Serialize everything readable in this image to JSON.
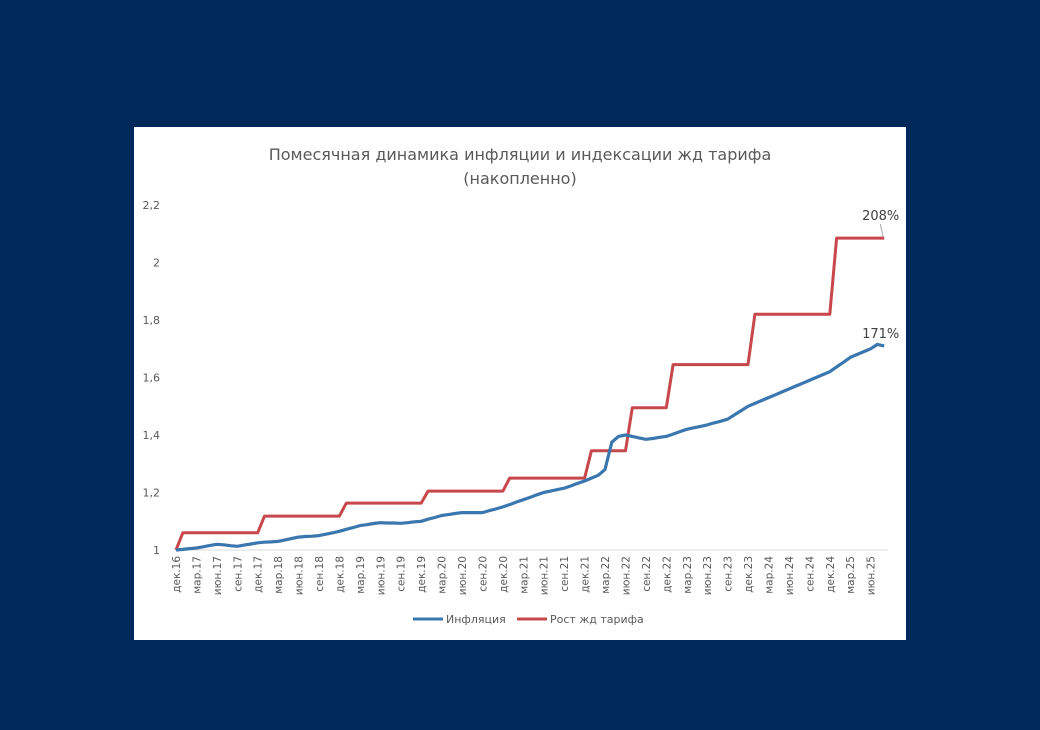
{
  "colors": {
    "background": "#00285a",
    "panel": "#ffffff",
    "inflation": "#3a77ae",
    "tariff": "#c8474b",
    "text": "#595959",
    "axis": "#d9d9d9"
  },
  "chart_data": {
    "type": "line",
    "title": "Помесячная динамика инфляции и индексации жд тарифа",
    "subtitle": "(накопленно)",
    "xlabel": "",
    "ylabel": "",
    "ylim": [
      1,
      2.2
    ],
    "yticks": [
      "1",
      "1,2",
      "1,4",
      "1,6",
      "1,8",
      "2",
      "2,2"
    ],
    "ytick_values": [
      1,
      1.2,
      1.4,
      1.6,
      1.8,
      2,
      2.2
    ],
    "grid": false,
    "legend_position": "bottom",
    "x_tick_labels": [
      "дек.16",
      "мар.17",
      "июн.17",
      "сен.17",
      "дек.17",
      "мар.18",
      "июн.18",
      "сен.18",
      "дек.18",
      "мар.19",
      "июн.19",
      "сен.19",
      "дек.19",
      "мар.20",
      "июн.20",
      "сен.20",
      "дек.20",
      "мар.21",
      "июн.21",
      "сен.21",
      "дек.21",
      "мар.22",
      "июн.22",
      "сен.22",
      "дек.22",
      "мар.23",
      "июн.23",
      "сен.23",
      "дек.23",
      "мар.24",
      "июн.24",
      "сен.24",
      "дек.24",
      "мар.25",
      "июн.25"
    ],
    "x_tick_every_months": 3,
    "x_months_count": 105,
    "series": [
      {
        "name": "Инфляция",
        "color": "#3a77ae",
        "values": [
          1.0,
          1.002,
          1.005,
          1.007,
          1.011,
          1.016,
          1.02,
          1.018,
          1.015,
          1.013,
          1.017,
          1.021,
          1.025,
          1.027,
          1.028,
          1.03,
          1.035,
          1.04,
          1.045,
          1.047,
          1.048,
          1.05,
          1.055,
          1.06,
          1.065,
          1.072,
          1.078,
          1.085,
          1.088,
          1.092,
          1.095,
          1.094,
          1.094,
          1.093,
          1.095,
          1.098,
          1.1,
          1.107,
          1.113,
          1.12,
          1.123,
          1.127,
          1.13,
          1.13,
          1.13,
          1.13,
          1.137,
          1.143,
          1.15,
          1.158,
          1.167,
          1.175,
          1.183,
          1.192,
          1.2,
          1.205,
          1.21,
          1.215,
          1.223,
          1.232,
          1.24,
          1.25,
          1.26,
          1.28,
          1.375,
          1.395,
          1.4,
          1.395,
          1.39,
          1.385,
          1.388,
          1.392,
          1.395,
          1.403,
          1.412,
          1.42,
          1.425,
          1.43,
          1.435,
          1.442,
          1.448,
          1.455,
          1.47,
          1.485,
          1.5,
          1.51,
          1.52,
          1.53,
          1.54,
          1.55,
          1.56,
          1.57,
          1.58,
          1.59,
          1.6,
          1.61,
          1.62,
          1.637,
          1.653,
          1.67,
          1.68,
          1.69,
          1.7,
          1.715,
          1.71
        ]
      },
      {
        "name": "Рост жд тарифа",
        "color": "#c8474b",
        "values": [
          1.0,
          1.06,
          1.06,
          1.06,
          1.06,
          1.06,
          1.06,
          1.06,
          1.06,
          1.06,
          1.06,
          1.06,
          1.06,
          1.118,
          1.118,
          1.118,
          1.118,
          1.118,
          1.118,
          1.118,
          1.118,
          1.118,
          1.118,
          1.118,
          1.118,
          1.163,
          1.163,
          1.163,
          1.163,
          1.163,
          1.163,
          1.163,
          1.163,
          1.163,
          1.163,
          1.163,
          1.163,
          1.205,
          1.205,
          1.205,
          1.205,
          1.205,
          1.205,
          1.205,
          1.205,
          1.205,
          1.205,
          1.205,
          1.205,
          1.25,
          1.25,
          1.25,
          1.25,
          1.25,
          1.25,
          1.25,
          1.25,
          1.25,
          1.25,
          1.25,
          1.25,
          1.345,
          1.345,
          1.345,
          1.345,
          1.345,
          1.345,
          1.495,
          1.495,
          1.495,
          1.495,
          1.495,
          1.495,
          1.645,
          1.645,
          1.645,
          1.645,
          1.645,
          1.645,
          1.645,
          1.645,
          1.645,
          1.645,
          1.645,
          1.645,
          1.82,
          1.82,
          1.82,
          1.82,
          1.82,
          1.82,
          1.82,
          1.82,
          1.82,
          1.82,
          1.82,
          1.82,
          2.085,
          2.085,
          2.085,
          2.085,
          2.085,
          2.085,
          2.085,
          2.085
        ]
      }
    ],
    "annotations": [
      {
        "series": "Рост жд тарифа",
        "label": "208%"
      },
      {
        "series": "Инфляция",
        "label": "171%"
      }
    ]
  }
}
☆ ☆ ☆ ☆ ☆ ☆ ☆
Task instructions
Repeat the material verbatim. Do not carry over any picture.

Right answer
Serialize everything readable in this image to JSON.
{
  "colors": {
    "background": "#00285a",
    "panel": "#ffffff",
    "inflation": "#3a77ae",
    "tariff": "#c8474b",
    "text": "#595959",
    "axis": "#d9d9d9"
  },
  "chart_data": {
    "type": "line",
    "title": "Помесячная динамика инфляции и индексации жд тарифа",
    "subtitle": "(накопленно)",
    "xlabel": "",
    "ylabel": "",
    "ylim": [
      1,
      2.2
    ],
    "yticks": [
      "1",
      "1,2",
      "1,4",
      "1,6",
      "1,8",
      "2",
      "2,2"
    ],
    "ytick_values": [
      1,
      1.2,
      1.4,
      1.6,
      1.8,
      2,
      2.2
    ],
    "grid": false,
    "legend_position": "bottom",
    "x_tick_labels": [
      "дек.16",
      "мар.17",
      "июн.17",
      "сен.17",
      "дек.17",
      "мар.18",
      "июн.18",
      "сен.18",
      "дек.18",
      "мар.19",
      "июн.19",
      "сен.19",
      "дек.19",
      "мар.20",
      "июн.20",
      "сен.20",
      "дек.20",
      "мар.21",
      "июн.21",
      "сен.21",
      "дек.21",
      "мар.22",
      "июн.22",
      "сен.22",
      "дек.22",
      "мар.23",
      "июн.23",
      "сен.23",
      "дек.23",
      "мар.24",
      "июн.24",
      "сен.24",
      "дек.24",
      "мар.25",
      "июн.25"
    ],
    "x_tick_every_months": 3,
    "x_months_count": 105,
    "series": [
      {
        "name": "Инфляция",
        "color": "#3a77ae",
        "values": [
          1.0,
          1.002,
          1.005,
          1.007,
          1.011,
          1.016,
          1.02,
          1.018,
          1.015,
          1.013,
          1.017,
          1.021,
          1.025,
          1.027,
          1.028,
          1.03,
          1.035,
          1.04,
          1.045,
          1.047,
          1.048,
          1.05,
          1.055,
          1.06,
          1.065,
          1.072,
          1.078,
          1.085,
          1.088,
          1.092,
          1.095,
          1.094,
          1.094,
          1.093,
          1.095,
          1.098,
          1.1,
          1.107,
          1.113,
          1.12,
          1.123,
          1.127,
          1.13,
          1.13,
          1.13,
          1.13,
          1.137,
          1.143,
          1.15,
          1.158,
          1.167,
          1.175,
          1.183,
          1.192,
          1.2,
          1.205,
          1.21,
          1.215,
          1.223,
          1.232,
          1.24,
          1.25,
          1.26,
          1.28,
          1.375,
          1.395,
          1.4,
          1.395,
          1.39,
          1.385,
          1.388,
          1.392,
          1.395,
          1.403,
          1.412,
          1.42,
          1.425,
          1.43,
          1.435,
          1.442,
          1.448,
          1.455,
          1.47,
          1.485,
          1.5,
          1.51,
          1.52,
          1.53,
          1.54,
          1.55,
          1.56,
          1.57,
          1.58,
          1.59,
          1.6,
          1.61,
          1.62,
          1.637,
          1.653,
          1.67,
          1.68,
          1.69,
          1.7,
          1.715,
          1.71
        ]
      },
      {
        "name": "Рост жд тарифа",
        "color": "#c8474b",
        "values": [
          1.0,
          1.06,
          1.06,
          1.06,
          1.06,
          1.06,
          1.06,
          1.06,
          1.06,
          1.06,
          1.06,
          1.06,
          1.06,
          1.118,
          1.118,
          1.118,
          1.118,
          1.118,
          1.118,
          1.118,
          1.118,
          1.118,
          1.118,
          1.118,
          1.118,
          1.163,
          1.163,
          1.163,
          1.163,
          1.163,
          1.163,
          1.163,
          1.163,
          1.163,
          1.163,
          1.163,
          1.163,
          1.205,
          1.205,
          1.205,
          1.205,
          1.205,
          1.205,
          1.205,
          1.205,
          1.205,
          1.205,
          1.205,
          1.205,
          1.25,
          1.25,
          1.25,
          1.25,
          1.25,
          1.25,
          1.25,
          1.25,
          1.25,
          1.25,
          1.25,
          1.25,
          1.345,
          1.345,
          1.345,
          1.345,
          1.345,
          1.345,
          1.495,
          1.495,
          1.495,
          1.495,
          1.495,
          1.495,
          1.645,
          1.645,
          1.645,
          1.645,
          1.645,
          1.645,
          1.645,
          1.645,
          1.645,
          1.645,
          1.645,
          1.645,
          1.82,
          1.82,
          1.82,
          1.82,
          1.82,
          1.82,
          1.82,
          1.82,
          1.82,
          1.82,
          1.82,
          1.82,
          2.085,
          2.085,
          2.085,
          2.085,
          2.085,
          2.085,
          2.085,
          2.085
        ]
      }
    ],
    "annotations": [
      {
        "series": "Рост жд тарифа",
        "label": "208%"
      },
      {
        "series": "Инфляция",
        "label": "171%"
      }
    ]
  }
}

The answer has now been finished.